===== Task input =====
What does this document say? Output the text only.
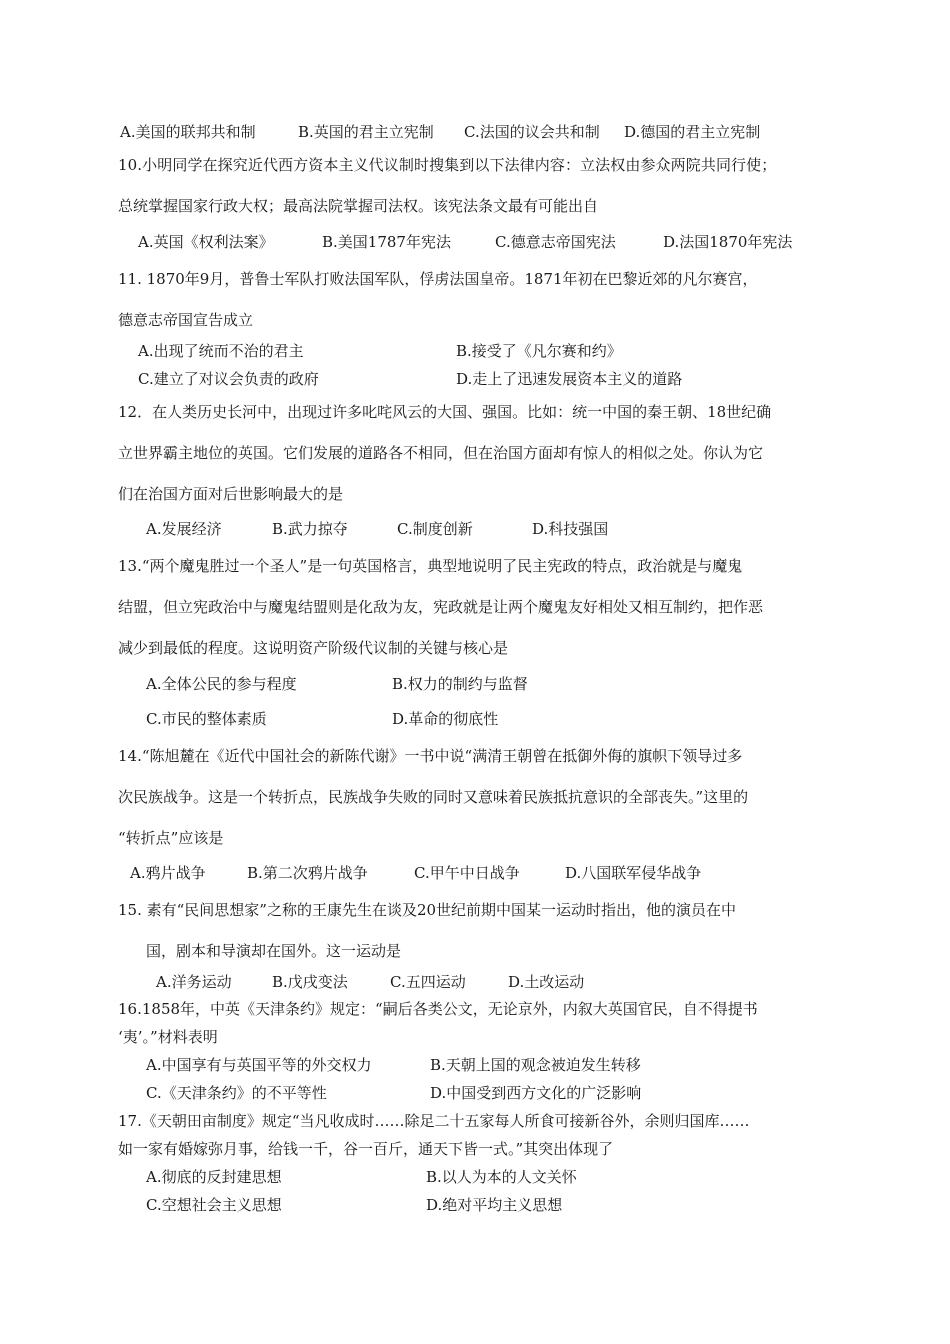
A.美国的联邦共和制	B.英国的君主立宪制 C.法国的议会共和制 D.德国的君主立宪制
10.小明同学在探究近代西方资本主义代议制时搜集到以下法律内容：立法权由参众两院共同行使；
总统掌握国家行政大权；最高法院掌握司法权。该宪法条文最有可能出自
A.英国《权利法案》	B.美国1787年宪法	C.德意志帝国宪法	D.法国1870年宪法
11. 1870年9月，普鲁士军队打败法国军队，俘虏法国皇帝。1871年初在巴黎近郊的凡尔赛宫，
德意志帝国宣告成立
A.出现了统而不治的君主	B.接受了《凡尔赛和约》
C.建立了对议会负责的政府	D.走上了迅速发展资本主义的道路
12．在人类历史长河中，出现过许多叱咤风云的大国、强国。比如：统一中国的秦王朝、18世纪确
立世界霸主地位的英国。它们发展的道路各不相同，但在治国方面却有惊人的相似之处。你认为它
们在治国方面对后世影响最大的是
A.发展经济	B.武力掠夺	C.制度创新	D.科技强国
13.“两个魔鬼胜过一个圣人”是一句英国格言，典型地说明了民主宪政的特点，政治就是与魔鬼
结盟，但立宪政治中与魔鬼结盟则是化敌为友，宪政就是让两个魔鬼友好相处又相互制约，把作恶
减少到最低的程度。这说明资产阶级代议制的关键与核心是
A.全体公民的参与程度	B.权力的制约与监督
C.市民的整体素质	D.革命的彻底性
14.“陈旭麓在《近代中国社会的新陈代谢》一书中说“满清王朝曾在抵御外侮的旗帜下领导过多
次民族战争。这是一个转折点，民族战争失败的同时又意味着民族抵抗意识的全部丧失。”这里的
“转折点”应该是
A.鸦片战争	B.第二次鸦片战争	C.甲午中日战争	D.八国联军侵华战争
15. 素有“民间思想家”之称的王康先生在谈及20世纪前期中国某一运动时指出，他的演员在中
国，剧本和导演却在国外。这一运动是
A.洋务运动	B.戊戌变法	C.五四运动	D.土改运动
16.1858年，中英《天津条约》规定：“嗣后各类公文，无论京外，内叙大英国官民，自不得提书
‘夷’。”材料表明
A.中国享有与英国平等的外交权力	B.天朝上国的观念被迫发生转移
C.《天津条约》的不平等性	D.中国受到西方文化的广泛影响
17.《天朝田亩制度》规定“当凡收成时……除足二十五家每人所食可接新谷外，余则归国库……
如一家有婚嫁弥月事，给钱一千，谷一百斤，通天下皆一式。”其突出体现了
A.彻底的反封建思想	B.以人为本的人文关怀
C.空想社会主义思想	D.绝对平均主义思想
=====
Directions: Scan the listing above and identify each line holding the string "天津条约"; copy every such line.

Solution for this exercise:
16.1858年，中英《天津条约》规定：“嗣后各类公文，无论京外，内叙大英国官民，自不得提书
C.《天津条约》的不平等性	D.中国受到西方文化的广泛影响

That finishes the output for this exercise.